Task instructions:
Only a number is wanted. Count the lines holding the string "mogą".

:::::

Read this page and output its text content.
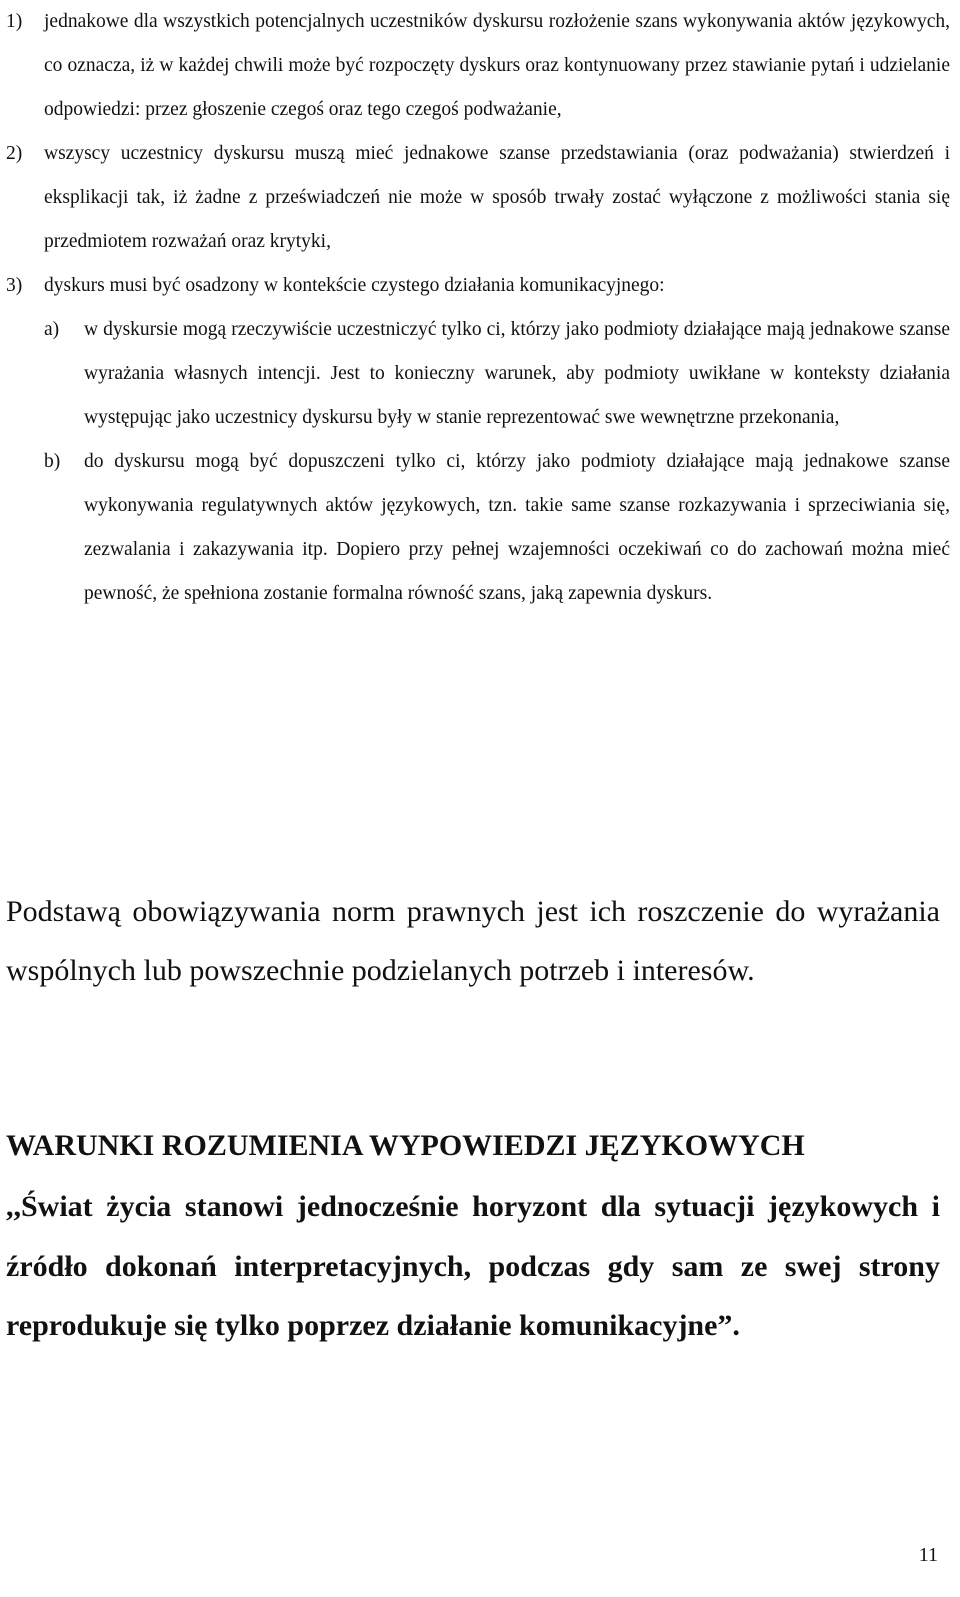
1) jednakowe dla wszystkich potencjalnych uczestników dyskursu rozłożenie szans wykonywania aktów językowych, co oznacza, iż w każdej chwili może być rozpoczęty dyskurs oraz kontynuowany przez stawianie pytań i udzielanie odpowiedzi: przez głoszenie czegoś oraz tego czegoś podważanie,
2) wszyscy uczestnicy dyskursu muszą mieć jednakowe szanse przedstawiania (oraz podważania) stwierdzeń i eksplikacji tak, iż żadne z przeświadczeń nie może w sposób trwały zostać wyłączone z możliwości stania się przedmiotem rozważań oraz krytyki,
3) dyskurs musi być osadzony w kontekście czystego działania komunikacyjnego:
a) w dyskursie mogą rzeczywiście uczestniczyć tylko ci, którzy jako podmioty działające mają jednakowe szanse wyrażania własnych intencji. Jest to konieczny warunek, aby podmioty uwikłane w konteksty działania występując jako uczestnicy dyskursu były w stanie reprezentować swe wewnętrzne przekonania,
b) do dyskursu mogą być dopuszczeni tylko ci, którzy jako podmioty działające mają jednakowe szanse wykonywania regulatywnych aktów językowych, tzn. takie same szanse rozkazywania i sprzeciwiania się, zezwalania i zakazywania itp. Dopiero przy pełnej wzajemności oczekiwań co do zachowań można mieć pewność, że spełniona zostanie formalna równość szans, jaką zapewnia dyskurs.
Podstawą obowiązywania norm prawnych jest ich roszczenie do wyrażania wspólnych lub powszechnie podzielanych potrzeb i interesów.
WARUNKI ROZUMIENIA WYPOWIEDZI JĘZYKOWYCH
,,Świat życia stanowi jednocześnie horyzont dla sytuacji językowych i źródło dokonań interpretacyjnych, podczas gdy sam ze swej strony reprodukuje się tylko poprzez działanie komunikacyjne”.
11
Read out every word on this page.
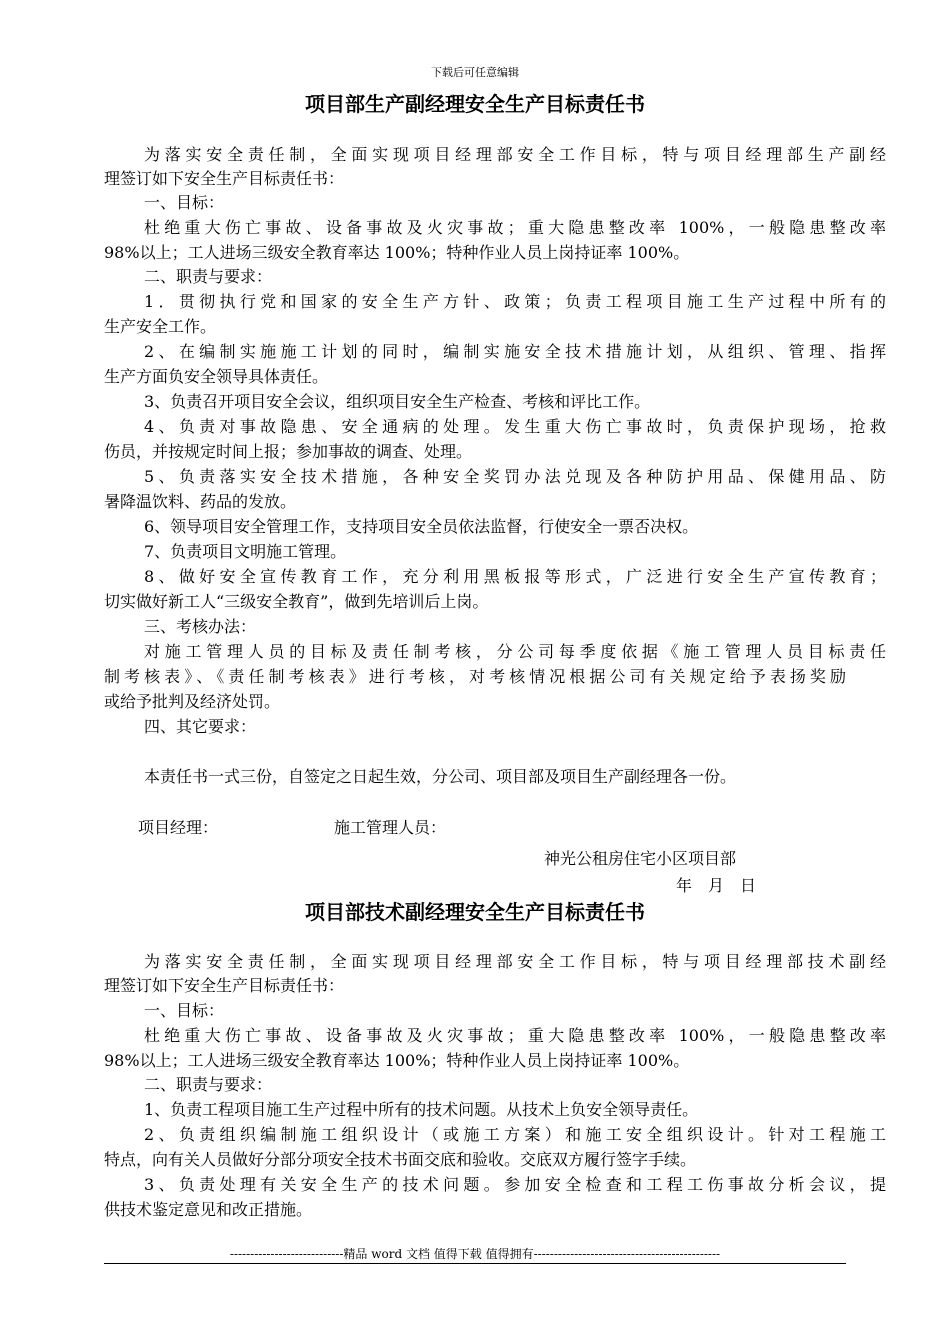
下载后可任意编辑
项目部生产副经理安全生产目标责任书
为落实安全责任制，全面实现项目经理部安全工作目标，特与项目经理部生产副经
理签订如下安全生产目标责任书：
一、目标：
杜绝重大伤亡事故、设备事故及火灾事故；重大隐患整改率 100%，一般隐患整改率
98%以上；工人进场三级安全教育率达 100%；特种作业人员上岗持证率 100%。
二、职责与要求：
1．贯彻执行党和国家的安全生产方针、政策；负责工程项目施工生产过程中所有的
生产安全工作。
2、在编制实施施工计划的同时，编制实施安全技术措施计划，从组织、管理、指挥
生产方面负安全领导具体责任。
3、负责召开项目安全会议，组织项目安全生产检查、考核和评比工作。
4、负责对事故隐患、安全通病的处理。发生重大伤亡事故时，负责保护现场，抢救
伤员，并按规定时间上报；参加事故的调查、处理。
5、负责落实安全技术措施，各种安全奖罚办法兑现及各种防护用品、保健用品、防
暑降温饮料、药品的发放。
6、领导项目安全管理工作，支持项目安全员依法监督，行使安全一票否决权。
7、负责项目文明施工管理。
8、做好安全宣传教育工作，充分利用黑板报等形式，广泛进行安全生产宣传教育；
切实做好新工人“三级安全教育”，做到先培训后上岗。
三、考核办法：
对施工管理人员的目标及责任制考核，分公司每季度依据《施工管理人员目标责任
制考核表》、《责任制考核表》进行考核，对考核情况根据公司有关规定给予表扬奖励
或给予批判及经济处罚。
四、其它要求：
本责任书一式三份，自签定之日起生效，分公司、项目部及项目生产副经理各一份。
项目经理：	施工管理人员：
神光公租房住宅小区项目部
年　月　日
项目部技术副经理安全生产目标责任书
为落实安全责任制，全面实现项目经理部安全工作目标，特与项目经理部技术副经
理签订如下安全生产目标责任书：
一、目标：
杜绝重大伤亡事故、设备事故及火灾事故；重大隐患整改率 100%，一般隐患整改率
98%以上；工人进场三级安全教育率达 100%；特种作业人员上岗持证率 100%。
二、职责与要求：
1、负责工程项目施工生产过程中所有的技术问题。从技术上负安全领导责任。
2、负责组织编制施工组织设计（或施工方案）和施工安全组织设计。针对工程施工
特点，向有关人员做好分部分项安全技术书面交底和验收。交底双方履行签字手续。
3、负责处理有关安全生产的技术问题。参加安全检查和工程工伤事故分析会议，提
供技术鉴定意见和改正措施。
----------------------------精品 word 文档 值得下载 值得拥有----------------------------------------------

:::::

Task solution:
2